Exercise objective> Turn every line of the data below into a Markdown table with two columns, Row and Line. Number the rows in order and leave out any blank lines.

Supplied data>
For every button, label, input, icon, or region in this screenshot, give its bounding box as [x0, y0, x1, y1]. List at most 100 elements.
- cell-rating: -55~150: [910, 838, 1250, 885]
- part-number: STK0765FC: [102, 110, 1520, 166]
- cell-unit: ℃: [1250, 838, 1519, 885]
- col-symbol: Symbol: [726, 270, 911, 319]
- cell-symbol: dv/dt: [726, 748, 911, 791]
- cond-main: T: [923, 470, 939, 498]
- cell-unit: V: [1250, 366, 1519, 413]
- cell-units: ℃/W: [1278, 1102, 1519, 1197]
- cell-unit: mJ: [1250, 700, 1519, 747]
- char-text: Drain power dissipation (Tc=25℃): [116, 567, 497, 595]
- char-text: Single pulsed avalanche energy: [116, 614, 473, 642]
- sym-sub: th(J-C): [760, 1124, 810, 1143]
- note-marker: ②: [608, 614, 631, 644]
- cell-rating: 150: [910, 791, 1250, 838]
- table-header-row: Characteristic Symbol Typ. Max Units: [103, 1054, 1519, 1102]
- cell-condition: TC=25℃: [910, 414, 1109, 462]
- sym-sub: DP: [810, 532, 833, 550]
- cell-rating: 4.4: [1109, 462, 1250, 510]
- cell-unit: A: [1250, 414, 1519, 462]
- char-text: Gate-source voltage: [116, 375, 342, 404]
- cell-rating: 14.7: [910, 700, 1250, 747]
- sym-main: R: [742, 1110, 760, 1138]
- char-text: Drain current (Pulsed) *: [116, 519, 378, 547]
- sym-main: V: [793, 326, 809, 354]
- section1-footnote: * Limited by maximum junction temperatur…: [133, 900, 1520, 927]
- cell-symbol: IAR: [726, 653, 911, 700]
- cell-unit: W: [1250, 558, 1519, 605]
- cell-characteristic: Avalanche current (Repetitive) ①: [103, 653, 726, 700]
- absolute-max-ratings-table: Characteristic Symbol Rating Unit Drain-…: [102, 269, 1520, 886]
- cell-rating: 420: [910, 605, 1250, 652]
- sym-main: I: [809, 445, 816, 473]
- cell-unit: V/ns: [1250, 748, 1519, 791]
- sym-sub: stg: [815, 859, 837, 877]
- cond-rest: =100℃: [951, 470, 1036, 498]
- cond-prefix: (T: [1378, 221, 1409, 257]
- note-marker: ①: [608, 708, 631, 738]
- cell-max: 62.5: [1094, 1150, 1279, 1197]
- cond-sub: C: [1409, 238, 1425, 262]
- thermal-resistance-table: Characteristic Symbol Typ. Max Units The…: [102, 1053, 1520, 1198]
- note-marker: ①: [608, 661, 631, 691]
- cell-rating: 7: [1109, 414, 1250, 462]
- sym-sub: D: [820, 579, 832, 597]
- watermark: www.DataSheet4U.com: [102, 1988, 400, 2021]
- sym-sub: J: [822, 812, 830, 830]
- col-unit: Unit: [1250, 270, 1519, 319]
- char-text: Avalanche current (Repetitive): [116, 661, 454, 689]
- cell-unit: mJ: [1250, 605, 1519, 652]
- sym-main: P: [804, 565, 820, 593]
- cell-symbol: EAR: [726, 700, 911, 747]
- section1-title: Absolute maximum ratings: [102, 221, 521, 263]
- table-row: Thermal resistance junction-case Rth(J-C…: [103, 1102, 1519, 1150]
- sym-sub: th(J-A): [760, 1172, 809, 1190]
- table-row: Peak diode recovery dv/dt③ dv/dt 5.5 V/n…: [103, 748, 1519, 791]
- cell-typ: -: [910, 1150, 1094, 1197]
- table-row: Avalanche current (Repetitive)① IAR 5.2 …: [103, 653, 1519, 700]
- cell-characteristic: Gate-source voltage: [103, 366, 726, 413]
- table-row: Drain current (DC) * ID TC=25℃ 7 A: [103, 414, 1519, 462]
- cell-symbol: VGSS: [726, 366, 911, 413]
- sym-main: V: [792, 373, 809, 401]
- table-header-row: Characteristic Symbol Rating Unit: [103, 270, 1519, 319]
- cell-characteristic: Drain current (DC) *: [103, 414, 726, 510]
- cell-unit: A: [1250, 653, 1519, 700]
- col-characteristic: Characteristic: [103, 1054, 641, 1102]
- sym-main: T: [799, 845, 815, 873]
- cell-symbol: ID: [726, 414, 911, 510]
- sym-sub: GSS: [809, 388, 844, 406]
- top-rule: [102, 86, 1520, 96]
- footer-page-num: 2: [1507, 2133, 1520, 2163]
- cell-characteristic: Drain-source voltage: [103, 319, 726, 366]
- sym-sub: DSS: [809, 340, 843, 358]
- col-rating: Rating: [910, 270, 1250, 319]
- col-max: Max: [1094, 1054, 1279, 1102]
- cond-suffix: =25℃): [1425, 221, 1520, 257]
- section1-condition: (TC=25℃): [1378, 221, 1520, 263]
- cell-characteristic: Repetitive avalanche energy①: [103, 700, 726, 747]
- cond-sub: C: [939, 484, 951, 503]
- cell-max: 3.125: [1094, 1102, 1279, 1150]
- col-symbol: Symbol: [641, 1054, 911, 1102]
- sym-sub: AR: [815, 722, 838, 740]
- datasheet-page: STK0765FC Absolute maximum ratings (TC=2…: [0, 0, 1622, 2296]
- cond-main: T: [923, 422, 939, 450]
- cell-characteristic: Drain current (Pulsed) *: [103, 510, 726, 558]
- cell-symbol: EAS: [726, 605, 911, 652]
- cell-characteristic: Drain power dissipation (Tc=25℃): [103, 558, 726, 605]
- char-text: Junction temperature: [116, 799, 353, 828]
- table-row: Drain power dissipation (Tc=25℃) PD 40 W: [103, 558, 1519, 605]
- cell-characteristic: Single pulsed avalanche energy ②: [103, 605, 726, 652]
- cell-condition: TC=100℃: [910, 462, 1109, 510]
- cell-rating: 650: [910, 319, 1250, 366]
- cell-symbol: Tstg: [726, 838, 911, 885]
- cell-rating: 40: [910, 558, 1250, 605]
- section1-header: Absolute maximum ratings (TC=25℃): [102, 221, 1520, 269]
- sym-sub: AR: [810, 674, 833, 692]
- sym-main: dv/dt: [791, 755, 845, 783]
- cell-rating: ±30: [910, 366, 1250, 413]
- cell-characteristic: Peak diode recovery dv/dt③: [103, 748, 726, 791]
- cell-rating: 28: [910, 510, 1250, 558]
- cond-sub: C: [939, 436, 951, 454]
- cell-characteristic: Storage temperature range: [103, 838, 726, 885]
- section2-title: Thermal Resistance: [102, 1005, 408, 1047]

Written response>
| Row | Line |
|---|---|
| 1 | For every button, label, input, icon, or region in this screenshot, give its bounding box as [x0, y0, x1, y1]. List at most 100 elements. |
| 2 | - cell-rating: -55~150: [910, 838, 1250, 885] |
| 3 | - part-number: STK0765FC: [102, 110, 1520, 166] |
| 4 | - cell-unit: ℃: [1250, 838, 1519, 885] |
| 5 | - col-symbol: Symbol: [726, 270, 911, 319] |
| 6 | - cell-symbol: dv/dt: [726, 748, 911, 791] |
| 7 | - cond-main: T: [923, 470, 939, 498] |
| 8 | - cell-unit: V: [1250, 366, 1519, 413] |
| 9 | - cell-units: ℃/W: [1278, 1102, 1519, 1197] |
| 10 | - cell-unit: mJ: [1250, 700, 1519, 747] |
| 11 | - char-text: Drain power dissipation (Tc=25℃): [116, 567, 497, 595] |
| 12 | - char-text: Single pulsed avalanche energy: [116, 614, 473, 642] |
| 13 | - sym-sub: th(J-C): [760, 1124, 810, 1143] |
| 14 | - note-marker: ②: [608, 614, 631, 644] |
| 15 | - cell-rating: 150: [910, 791, 1250, 838] |
| 16 | - table-header-row: Characteristic Symbol Typ. Max Units: [103, 1054, 1519, 1102] |
| 17 | - cell-condition: TC=25℃: [910, 414, 1109, 462] |
| 18 | - sym-sub: DP: [810, 532, 833, 550] |
| 19 | - cell-rating: 4.4: [1109, 462, 1250, 510] |
| 20 | - cell-unit: A: [1250, 414, 1519, 462] |
| 21 | - char-text: Gate-source voltage: [116, 375, 342, 404] |
| 22 | - cell-rating: 14.7: [910, 700, 1250, 747] |
| 23 | - sym-main: R: [742, 1110, 760, 1138] |
| 24 | - char-text: Drain current (Pulsed) *: [116, 519, 378, 547] |
| 25 | - sym-main: V: [793, 326, 809, 354] |
| 26 | - section1-footnote: * Limited by maximum junction temperatur…: [133, 900, 1520, 927] |
| 27 | - cell-symbol: IAR: [726, 653, 911, 700] |
| 28 | - cell-unit: W: [1250, 558, 1519, 605] |
| 29 | - cell-characteristic: Avalanche current (Repetitive) ①: [103, 653, 726, 700] |
| 30 | - absolute-max-ratings-table: Characteristic Symbol Rating Unit Drain-…: [102, 269, 1520, 886] |
| 31 | - cell-rating: 420: [910, 605, 1250, 652] |
| 32 | - sym-main: I: [809, 445, 816, 473] |
| 33 | - cell-unit: V/ns: [1250, 748, 1519, 791] |
| 34 | - sym-sub: stg: [815, 859, 837, 877] |
| 35 | - cond-rest: =100℃: [951, 470, 1036, 498] |
| 36 | - cond-prefix: (T: [1378, 221, 1409, 257] |
| 37 | - note-marker: ①: [608, 708, 631, 738] |
| 38 | - cell-max: 62.5: [1094, 1150, 1279, 1197] |
| 39 | - cond-sub: C: [1409, 238, 1425, 262] |
| 40 | - thermal-resistance-table: Characteristic Symbol Typ. Max Units The…: [102, 1053, 1520, 1198] |
| 41 | - note-marker: ①: [608, 661, 631, 691] |
| 42 | - cell-rating: 7: [1109, 414, 1250, 462] |
| 43 | - sym-sub: D: [820, 579, 832, 597] |
| 44 | - watermark: www.DataSheet4U.com: [102, 1988, 400, 2021] |
| 45 | - sym-sub: J: [822, 812, 830, 830] |
| 46 | - col-unit: Unit: [1250, 270, 1519, 319] |
| 47 | - char-text: Avalanche current (Repetitive): [116, 661, 454, 689] |
| 48 | - cell-unit: mJ: [1250, 605, 1519, 652] |
| 49 | - sym-main: P: [804, 565, 820, 593] |
| 50 | - cell-symbol: EAR: [726, 700, 911, 747] |
| 51 | - section1-title: Absolute maximum ratings: [102, 221, 521, 263] |
| 52 | - table-row: Thermal resistance junction-case Rth(J-C…: [103, 1102, 1519, 1150] |
| 53 | - sym-sub: th(J-A): [760, 1172, 809, 1190] |
| 54 | - table-row: Peak diode recovery dv/dt③ dv/dt 5.5 V/n…: [103, 748, 1519, 791] |
| 55 | - cell-typ: -: [910, 1150, 1094, 1197] |
| 56 | - table-row: Avalanche current (Repetitive)① IAR 5.2 …: [103, 653, 1519, 700] |
| 57 | - cell-characteristic: Gate-source voltage: [103, 366, 726, 413] |
| 58 | - table-row: Drain current (DC) * ID TC=25℃ 7 A: [103, 414, 1519, 462] |
| 59 | - cell-symbol: VGSS: [726, 366, 911, 413] |
| 60 | - sym-main: V: [792, 373, 809, 401] |
| 61 | - table-header-row: Characteristic Symbol Rating Unit: [103, 270, 1519, 319] |
| 62 | - cell-characteristic: Drain current (DC) *: [103, 414, 726, 510] |
| 63 | - cell-unit: A: [1250, 653, 1519, 700] |
| 64 | - col-characteristic: Characteristic: [103, 1054, 641, 1102] |
| 65 | - sym-main: T: [799, 845, 815, 873] |
| 66 | - cell-symbol: ID: [726, 414, 911, 510] |
| 67 | - sym-sub: GSS: [809, 388, 844, 406] |
| 68 | - top-rule: [102, 86, 1520, 96] |
| 69 | - footer-page-num: 2: [1507, 2133, 1520, 2163] |
| 70 | - cell-characteristic: Drain-source voltage: [103, 319, 726, 366] |
| 71 | - sym-sub: DSS: [809, 340, 843, 358] |
| 72 | - col-rating: Rating: [910, 270, 1250, 319] |
| 73 | - col-max: Max: [1094, 1054, 1279, 1102] |
| 74 | - cond-suffix: =25℃): [1425, 221, 1520, 257] |
| 75 | - section1-condition: (TC=25℃): [1378, 221, 1520, 263] |
| 76 | - cell-characteristic: Repetitive avalanche energy①: [103, 700, 726, 747] |
| 77 | - cond-sub: C: [939, 484, 951, 503] |
| 78 | - cell-max: 3.125: [1094, 1102, 1279, 1150] |
| 79 | - col-symbol: Symbol: [641, 1054, 911, 1102] |
| 80 | - sym-sub: AR: [815, 722, 838, 740] |
| 81 | - datasheet-page: STK0765FC Absolute maximum ratings (TC=2…: [0, 0, 1622, 2296] |
| 82 | - cond-main: T: [923, 422, 939, 450] |
| 83 | - cell-characteristic: Drain current (Pulsed) *: [103, 510, 726, 558] |
| 84 | - cell-symbol: EAS: [726, 605, 911, 652] |
| 85 | - cell-characteristic: Drain power dissipation (Tc=25℃): [103, 558, 726, 605] |
| 86 | - char-text: Junction temperature: [116, 799, 353, 828] |
| 87 | - table-row: Drain power dissipation (Tc=25℃) PD 40 W: [103, 558, 1519, 605] |
| 88 | - cell-characteristic: Single pulsed avalanche energy ②: [103, 605, 726, 652] |
| 89 | - cell-condition: TC=100℃: [910, 462, 1109, 510] |
| 90 | - cell-rating: 650: [910, 319, 1250, 366] |
| 91 | - cell-symbol: Tstg: [726, 838, 911, 885] |
| 92 | - cell-rating: 40: [910, 558, 1250, 605] |
| 93 | - section1-header: Absolute maximum ratings (TC=25℃): [102, 221, 1520, 269] |
| 94 | - sym-sub: AR: [810, 674, 833, 692] |
| 95 | - sym-main: dv/dt: [791, 755, 845, 783] |
| 96 | - cell-rating: ±30: [910, 366, 1250, 413] |
| 97 | - cell-characteristic: Peak diode recovery dv/dt③: [103, 748, 726, 791] |
| 98 | - cell-rating: 28: [910, 510, 1250, 558] |
| 99 | - cond-sub: C: [939, 436, 951, 454] |
| 100 | - cell-characteristic: Storage temperature range: [103, 838, 726, 885] |
| 101 | - section2-title: Thermal Resistance: [102, 1005, 408, 1047] |